DIRECTIONS → In the material below, identify each line bearing the word "Nucleic". Reproduce those lines.

DATA SHOWN →
________________

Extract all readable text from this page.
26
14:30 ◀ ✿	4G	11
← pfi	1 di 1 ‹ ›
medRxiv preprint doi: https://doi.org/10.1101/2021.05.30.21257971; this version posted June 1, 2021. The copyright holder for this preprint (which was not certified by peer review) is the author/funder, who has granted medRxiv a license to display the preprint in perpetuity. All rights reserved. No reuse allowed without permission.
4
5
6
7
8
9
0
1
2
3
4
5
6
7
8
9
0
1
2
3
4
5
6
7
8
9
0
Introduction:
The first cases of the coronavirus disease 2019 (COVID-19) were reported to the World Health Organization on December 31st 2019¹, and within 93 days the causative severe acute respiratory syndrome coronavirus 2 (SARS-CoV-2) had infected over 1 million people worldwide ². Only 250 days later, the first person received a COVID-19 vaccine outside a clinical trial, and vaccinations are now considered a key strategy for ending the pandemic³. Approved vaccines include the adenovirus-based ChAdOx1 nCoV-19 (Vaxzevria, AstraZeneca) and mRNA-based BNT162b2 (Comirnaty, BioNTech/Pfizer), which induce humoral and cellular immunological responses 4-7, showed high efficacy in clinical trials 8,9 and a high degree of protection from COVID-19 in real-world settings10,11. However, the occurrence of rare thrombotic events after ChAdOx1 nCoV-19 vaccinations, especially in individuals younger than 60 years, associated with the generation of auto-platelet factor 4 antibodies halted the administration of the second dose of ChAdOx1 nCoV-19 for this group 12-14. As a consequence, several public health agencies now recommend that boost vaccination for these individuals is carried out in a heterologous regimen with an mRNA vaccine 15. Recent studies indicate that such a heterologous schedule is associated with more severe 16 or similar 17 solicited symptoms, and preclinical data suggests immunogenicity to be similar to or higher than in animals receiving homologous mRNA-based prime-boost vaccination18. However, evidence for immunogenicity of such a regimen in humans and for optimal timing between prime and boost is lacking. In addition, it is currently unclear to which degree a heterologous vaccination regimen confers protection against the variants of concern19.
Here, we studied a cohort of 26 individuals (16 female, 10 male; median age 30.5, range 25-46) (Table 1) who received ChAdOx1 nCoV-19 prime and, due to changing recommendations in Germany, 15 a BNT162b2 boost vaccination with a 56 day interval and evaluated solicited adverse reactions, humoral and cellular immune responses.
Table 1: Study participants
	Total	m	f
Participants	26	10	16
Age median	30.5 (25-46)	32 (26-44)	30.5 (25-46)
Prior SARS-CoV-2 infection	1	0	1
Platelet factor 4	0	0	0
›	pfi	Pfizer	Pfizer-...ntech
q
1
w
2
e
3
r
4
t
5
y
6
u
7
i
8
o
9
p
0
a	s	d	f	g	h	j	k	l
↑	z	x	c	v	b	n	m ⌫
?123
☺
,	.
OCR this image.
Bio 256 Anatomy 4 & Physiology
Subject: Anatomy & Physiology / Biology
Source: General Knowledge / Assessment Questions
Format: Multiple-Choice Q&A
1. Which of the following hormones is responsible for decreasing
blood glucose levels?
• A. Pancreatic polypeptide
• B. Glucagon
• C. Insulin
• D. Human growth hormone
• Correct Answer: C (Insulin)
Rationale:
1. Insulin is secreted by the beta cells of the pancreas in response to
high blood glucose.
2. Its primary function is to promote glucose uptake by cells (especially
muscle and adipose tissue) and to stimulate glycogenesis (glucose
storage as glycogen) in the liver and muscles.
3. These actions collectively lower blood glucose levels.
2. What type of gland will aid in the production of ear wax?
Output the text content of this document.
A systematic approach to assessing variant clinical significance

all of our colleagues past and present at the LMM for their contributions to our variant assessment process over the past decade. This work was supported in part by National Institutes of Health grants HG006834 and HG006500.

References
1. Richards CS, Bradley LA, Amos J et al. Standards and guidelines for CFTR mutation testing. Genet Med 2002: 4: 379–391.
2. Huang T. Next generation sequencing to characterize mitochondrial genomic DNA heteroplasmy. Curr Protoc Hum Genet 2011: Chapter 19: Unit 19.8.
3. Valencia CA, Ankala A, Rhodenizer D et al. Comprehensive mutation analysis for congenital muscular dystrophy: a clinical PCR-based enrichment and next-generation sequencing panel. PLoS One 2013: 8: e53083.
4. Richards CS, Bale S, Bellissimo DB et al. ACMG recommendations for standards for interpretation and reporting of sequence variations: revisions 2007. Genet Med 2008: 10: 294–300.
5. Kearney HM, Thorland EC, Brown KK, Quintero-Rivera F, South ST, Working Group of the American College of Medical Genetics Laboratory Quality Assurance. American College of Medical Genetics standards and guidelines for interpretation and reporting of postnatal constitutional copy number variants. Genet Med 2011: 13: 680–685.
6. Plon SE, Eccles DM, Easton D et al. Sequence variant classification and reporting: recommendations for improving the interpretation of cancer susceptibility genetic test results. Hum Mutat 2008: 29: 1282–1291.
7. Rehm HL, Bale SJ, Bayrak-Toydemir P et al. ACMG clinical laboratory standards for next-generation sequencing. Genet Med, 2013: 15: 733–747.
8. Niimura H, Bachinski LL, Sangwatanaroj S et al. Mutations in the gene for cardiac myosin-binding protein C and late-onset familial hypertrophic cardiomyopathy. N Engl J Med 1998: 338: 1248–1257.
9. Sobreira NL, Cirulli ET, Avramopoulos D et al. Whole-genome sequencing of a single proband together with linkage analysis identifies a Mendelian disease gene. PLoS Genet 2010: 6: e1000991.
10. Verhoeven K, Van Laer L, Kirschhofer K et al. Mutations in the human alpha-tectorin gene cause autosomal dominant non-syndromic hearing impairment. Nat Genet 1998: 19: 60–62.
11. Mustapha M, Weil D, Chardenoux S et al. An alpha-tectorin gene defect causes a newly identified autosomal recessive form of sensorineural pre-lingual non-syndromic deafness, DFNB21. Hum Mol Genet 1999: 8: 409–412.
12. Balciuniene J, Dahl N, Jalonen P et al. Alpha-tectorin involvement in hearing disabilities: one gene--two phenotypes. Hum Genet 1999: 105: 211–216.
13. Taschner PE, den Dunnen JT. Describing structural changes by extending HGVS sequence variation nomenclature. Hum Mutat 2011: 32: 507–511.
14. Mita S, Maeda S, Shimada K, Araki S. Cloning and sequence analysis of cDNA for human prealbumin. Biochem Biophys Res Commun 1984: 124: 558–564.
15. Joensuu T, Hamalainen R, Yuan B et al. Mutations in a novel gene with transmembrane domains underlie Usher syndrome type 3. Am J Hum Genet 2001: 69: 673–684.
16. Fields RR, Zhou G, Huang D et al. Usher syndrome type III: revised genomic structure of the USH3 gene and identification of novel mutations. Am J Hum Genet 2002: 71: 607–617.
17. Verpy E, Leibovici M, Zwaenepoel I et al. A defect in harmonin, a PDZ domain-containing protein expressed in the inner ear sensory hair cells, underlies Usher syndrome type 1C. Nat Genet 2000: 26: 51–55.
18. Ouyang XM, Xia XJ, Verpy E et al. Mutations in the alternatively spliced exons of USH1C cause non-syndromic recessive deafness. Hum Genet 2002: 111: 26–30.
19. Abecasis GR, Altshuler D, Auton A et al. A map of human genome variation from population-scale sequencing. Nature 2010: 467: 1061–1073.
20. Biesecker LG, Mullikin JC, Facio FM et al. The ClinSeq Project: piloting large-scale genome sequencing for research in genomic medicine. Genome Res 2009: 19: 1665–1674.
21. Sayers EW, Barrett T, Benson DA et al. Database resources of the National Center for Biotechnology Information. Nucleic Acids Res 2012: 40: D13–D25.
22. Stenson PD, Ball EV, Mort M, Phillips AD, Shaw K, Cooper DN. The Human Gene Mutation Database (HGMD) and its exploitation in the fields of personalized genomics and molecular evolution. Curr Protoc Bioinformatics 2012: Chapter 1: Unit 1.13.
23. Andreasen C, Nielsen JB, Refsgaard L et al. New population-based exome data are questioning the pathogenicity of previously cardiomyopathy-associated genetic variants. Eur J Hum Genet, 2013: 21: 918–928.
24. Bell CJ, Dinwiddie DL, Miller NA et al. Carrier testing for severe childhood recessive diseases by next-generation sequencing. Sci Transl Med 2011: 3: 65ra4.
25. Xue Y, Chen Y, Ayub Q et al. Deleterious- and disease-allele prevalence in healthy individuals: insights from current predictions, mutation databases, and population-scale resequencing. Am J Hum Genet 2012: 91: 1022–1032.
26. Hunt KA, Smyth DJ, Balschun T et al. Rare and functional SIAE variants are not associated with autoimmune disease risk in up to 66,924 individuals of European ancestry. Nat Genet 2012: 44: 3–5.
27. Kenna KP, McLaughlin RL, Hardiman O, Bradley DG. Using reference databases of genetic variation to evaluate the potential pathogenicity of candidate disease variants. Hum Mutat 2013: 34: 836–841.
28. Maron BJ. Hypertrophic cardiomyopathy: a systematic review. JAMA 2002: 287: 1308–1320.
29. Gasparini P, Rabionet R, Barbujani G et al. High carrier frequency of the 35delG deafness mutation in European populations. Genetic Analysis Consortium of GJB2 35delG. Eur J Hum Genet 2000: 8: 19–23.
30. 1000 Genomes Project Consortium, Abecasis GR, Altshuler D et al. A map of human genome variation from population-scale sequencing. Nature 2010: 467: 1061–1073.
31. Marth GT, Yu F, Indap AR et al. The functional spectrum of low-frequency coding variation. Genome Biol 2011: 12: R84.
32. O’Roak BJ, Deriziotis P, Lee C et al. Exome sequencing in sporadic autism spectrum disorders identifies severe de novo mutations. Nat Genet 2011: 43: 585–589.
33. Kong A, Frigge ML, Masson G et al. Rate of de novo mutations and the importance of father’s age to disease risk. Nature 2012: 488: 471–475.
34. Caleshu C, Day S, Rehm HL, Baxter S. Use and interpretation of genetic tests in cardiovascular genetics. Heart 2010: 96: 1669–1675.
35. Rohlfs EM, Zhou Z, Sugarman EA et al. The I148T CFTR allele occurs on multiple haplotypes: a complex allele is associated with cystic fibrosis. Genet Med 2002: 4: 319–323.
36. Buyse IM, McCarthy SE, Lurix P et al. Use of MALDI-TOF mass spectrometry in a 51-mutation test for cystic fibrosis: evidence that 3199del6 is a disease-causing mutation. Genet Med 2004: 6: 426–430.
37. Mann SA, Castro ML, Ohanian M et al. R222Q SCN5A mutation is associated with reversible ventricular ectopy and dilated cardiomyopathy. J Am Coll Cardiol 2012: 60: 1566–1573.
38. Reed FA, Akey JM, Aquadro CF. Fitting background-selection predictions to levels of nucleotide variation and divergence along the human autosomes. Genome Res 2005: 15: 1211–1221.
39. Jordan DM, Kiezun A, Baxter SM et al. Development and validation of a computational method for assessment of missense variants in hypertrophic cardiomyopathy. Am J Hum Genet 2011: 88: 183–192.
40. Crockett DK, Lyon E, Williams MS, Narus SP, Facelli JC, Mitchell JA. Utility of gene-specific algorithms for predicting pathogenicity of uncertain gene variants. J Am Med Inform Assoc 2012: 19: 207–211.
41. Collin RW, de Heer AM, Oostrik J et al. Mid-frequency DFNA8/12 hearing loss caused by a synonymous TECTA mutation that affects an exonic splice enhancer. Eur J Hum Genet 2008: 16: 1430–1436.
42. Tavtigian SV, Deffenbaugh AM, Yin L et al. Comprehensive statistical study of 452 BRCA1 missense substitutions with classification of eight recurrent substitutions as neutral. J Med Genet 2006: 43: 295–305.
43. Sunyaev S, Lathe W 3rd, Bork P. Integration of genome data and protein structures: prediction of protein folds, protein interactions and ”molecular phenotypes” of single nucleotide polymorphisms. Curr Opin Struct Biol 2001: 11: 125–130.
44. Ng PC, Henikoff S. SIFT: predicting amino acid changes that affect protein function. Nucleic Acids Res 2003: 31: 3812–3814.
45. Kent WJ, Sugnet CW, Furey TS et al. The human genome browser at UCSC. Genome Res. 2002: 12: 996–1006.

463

________________

REPLY TO THE EXERCISE →
21. Sayers EW, Barrett T, Benson DA et al. Database resources of the National Center for Biotechnology Information. Nucleic Acids Res 2012: 40: D13–D25.
44. Ng PC, Henikoff S. SIFT: predicting amino acid changes that affect protein function. Nucleic Acids Res 2003: 31: 3812–3814.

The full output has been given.